Entries taken from a collection:
───

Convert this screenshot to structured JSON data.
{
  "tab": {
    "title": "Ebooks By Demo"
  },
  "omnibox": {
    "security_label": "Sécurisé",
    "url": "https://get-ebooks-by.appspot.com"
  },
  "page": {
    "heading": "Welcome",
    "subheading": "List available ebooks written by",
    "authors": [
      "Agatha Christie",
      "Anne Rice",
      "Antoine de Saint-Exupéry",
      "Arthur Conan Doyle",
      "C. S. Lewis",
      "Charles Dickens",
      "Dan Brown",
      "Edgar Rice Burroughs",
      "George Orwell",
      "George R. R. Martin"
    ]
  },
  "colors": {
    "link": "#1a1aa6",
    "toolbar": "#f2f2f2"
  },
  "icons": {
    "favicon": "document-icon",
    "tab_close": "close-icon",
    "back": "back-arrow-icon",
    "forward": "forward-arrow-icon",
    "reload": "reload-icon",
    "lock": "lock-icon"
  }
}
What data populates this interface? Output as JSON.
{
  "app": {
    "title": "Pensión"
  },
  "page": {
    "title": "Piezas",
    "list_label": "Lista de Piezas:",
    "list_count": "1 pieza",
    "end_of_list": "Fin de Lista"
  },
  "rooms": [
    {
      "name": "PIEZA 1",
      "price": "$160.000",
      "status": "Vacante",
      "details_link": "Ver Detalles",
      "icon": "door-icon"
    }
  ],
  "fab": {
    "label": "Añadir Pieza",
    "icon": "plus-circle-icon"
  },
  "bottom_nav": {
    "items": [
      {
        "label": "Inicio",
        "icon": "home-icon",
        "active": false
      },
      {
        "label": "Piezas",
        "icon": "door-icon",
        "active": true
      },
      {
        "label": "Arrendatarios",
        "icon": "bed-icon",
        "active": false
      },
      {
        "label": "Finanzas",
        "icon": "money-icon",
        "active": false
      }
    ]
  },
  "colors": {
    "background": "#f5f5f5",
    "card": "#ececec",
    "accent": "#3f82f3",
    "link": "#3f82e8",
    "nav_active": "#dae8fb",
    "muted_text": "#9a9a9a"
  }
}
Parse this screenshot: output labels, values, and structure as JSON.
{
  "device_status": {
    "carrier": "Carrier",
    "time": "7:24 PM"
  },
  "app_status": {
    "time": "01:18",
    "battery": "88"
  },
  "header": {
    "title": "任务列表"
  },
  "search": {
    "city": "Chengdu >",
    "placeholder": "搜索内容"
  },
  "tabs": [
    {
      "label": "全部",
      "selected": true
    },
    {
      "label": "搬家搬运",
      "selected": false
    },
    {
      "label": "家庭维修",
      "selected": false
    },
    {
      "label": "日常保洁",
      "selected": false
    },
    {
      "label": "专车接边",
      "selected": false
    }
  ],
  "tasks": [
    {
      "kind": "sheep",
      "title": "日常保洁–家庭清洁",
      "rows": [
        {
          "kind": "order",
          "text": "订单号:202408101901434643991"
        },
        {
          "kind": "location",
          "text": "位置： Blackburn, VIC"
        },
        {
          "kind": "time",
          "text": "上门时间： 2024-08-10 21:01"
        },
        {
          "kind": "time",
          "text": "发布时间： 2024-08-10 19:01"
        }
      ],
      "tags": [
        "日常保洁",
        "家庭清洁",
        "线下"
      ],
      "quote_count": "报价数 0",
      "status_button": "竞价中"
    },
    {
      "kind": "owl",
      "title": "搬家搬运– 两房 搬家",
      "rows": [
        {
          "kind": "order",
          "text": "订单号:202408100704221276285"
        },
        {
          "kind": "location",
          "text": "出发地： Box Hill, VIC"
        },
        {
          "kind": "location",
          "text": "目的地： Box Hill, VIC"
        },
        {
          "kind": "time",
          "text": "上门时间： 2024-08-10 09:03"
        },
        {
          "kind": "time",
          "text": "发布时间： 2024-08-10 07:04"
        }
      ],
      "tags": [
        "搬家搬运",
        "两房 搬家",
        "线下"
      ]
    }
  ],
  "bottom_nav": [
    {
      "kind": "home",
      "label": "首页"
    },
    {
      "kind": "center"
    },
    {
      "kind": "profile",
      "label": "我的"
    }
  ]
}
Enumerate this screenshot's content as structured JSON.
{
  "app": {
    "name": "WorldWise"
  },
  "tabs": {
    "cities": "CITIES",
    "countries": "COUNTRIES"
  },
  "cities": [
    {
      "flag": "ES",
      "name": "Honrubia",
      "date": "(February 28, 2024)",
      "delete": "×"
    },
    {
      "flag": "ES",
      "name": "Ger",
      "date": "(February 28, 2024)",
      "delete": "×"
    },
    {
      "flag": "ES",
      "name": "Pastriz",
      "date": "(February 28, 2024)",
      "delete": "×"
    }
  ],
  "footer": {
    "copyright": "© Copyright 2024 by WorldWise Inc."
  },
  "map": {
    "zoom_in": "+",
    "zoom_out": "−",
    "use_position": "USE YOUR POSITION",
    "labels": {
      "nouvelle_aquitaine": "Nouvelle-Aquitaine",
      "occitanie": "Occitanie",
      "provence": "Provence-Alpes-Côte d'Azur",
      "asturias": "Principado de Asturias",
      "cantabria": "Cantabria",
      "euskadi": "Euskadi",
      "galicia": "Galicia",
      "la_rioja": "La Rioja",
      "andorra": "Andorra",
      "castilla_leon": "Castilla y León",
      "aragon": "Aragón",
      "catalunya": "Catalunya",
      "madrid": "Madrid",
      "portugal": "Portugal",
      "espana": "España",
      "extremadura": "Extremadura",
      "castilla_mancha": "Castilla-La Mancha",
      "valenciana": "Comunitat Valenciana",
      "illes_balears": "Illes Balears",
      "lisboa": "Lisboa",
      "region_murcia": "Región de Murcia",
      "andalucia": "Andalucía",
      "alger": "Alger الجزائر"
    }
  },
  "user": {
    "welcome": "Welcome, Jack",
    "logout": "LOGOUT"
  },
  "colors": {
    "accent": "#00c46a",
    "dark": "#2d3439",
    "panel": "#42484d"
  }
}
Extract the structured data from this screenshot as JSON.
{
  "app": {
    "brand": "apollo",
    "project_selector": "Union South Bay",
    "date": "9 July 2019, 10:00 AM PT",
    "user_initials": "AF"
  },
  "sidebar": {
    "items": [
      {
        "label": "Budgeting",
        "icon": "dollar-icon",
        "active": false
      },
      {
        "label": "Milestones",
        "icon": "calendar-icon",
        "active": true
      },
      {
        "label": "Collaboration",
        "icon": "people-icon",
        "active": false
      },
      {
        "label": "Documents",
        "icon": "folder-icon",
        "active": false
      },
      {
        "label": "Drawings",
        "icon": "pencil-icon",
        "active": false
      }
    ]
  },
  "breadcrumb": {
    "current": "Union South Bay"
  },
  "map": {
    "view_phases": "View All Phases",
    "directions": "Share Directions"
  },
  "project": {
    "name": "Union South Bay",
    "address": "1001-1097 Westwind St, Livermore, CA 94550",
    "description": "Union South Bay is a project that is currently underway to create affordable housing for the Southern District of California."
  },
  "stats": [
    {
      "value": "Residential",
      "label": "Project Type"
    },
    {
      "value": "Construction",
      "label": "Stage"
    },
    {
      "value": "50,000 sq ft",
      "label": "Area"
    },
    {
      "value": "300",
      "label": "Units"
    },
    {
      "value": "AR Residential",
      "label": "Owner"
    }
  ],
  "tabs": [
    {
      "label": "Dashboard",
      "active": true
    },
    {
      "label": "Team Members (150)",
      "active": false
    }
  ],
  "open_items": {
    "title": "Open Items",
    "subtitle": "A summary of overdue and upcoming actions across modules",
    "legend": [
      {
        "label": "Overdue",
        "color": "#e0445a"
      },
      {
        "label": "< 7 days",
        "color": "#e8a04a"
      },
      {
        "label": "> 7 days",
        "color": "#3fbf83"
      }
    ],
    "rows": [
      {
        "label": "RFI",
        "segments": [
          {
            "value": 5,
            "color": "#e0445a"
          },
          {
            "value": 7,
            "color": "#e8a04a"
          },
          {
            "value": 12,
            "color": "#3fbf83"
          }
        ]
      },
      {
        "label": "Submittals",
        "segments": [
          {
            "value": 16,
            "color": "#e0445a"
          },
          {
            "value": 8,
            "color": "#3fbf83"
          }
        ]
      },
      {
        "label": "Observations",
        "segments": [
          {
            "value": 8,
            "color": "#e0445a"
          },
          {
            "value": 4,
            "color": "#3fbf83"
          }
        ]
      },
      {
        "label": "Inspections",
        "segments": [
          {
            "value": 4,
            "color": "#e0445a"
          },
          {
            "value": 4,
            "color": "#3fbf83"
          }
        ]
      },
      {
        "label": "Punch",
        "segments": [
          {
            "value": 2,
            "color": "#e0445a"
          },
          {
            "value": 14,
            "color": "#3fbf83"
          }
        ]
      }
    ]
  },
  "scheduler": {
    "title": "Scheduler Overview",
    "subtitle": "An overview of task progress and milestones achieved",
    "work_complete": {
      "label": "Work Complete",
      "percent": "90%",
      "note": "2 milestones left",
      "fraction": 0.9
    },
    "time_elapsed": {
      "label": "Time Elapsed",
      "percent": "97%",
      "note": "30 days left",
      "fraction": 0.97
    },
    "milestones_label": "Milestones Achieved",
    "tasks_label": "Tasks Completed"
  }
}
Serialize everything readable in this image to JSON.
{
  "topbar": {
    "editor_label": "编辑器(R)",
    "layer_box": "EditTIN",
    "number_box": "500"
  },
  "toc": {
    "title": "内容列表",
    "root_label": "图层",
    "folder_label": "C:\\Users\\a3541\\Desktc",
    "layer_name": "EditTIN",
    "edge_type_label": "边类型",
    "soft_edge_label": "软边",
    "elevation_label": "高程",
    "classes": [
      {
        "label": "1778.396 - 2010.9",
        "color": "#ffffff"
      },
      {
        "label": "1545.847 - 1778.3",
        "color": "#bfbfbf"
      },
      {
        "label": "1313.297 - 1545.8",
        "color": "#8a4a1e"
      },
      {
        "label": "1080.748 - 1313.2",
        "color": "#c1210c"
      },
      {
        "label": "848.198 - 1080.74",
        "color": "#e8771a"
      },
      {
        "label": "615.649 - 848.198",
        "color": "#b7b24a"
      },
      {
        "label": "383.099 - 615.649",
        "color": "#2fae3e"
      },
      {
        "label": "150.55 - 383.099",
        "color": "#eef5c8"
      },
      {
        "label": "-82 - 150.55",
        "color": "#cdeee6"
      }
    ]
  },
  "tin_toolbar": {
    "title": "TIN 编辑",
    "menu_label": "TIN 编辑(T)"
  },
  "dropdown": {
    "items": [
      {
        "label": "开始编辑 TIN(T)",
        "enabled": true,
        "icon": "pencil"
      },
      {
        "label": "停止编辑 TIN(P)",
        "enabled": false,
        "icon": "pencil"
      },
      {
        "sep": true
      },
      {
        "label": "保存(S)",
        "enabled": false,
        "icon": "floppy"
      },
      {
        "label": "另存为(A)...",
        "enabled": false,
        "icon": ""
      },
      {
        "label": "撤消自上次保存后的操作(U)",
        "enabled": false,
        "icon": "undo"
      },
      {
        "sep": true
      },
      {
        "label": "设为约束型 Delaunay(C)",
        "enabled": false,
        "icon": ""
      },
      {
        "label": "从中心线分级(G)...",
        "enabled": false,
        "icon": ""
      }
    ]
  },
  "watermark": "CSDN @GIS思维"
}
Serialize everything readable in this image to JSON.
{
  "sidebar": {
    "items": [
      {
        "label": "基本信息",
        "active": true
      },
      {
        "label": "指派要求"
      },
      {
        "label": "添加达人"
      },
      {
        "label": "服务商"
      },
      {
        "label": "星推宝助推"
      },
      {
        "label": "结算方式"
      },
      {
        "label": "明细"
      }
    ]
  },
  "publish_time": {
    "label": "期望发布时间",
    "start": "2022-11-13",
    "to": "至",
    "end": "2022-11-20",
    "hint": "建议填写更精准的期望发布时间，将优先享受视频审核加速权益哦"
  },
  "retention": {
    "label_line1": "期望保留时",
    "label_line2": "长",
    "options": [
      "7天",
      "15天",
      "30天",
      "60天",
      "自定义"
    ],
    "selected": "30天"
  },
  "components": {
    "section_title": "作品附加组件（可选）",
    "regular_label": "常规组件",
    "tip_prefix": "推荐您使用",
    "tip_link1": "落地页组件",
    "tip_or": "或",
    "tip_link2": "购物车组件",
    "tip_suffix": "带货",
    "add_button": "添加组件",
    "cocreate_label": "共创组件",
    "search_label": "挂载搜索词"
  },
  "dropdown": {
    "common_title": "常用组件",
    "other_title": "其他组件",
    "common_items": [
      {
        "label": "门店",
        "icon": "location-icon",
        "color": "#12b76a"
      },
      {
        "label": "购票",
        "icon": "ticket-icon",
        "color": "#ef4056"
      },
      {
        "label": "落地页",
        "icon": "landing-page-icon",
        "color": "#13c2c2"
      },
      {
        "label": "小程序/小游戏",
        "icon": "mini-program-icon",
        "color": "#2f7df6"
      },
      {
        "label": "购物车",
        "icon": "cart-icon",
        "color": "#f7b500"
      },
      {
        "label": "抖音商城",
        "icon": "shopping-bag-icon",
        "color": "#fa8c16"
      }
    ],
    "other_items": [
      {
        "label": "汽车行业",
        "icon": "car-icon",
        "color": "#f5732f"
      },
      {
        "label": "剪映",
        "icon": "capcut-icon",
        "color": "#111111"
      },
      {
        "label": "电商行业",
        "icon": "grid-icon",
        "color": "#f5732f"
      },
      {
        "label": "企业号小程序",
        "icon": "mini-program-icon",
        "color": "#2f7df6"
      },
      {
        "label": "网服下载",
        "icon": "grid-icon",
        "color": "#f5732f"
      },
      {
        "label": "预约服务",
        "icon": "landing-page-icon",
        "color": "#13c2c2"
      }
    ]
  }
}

───

• [Exercise task] Copy out every line from the records that has the word "days".

• [Result below]
        "label": "< 7 days",
        "label": "> 7 days",
      "note": "30 days left",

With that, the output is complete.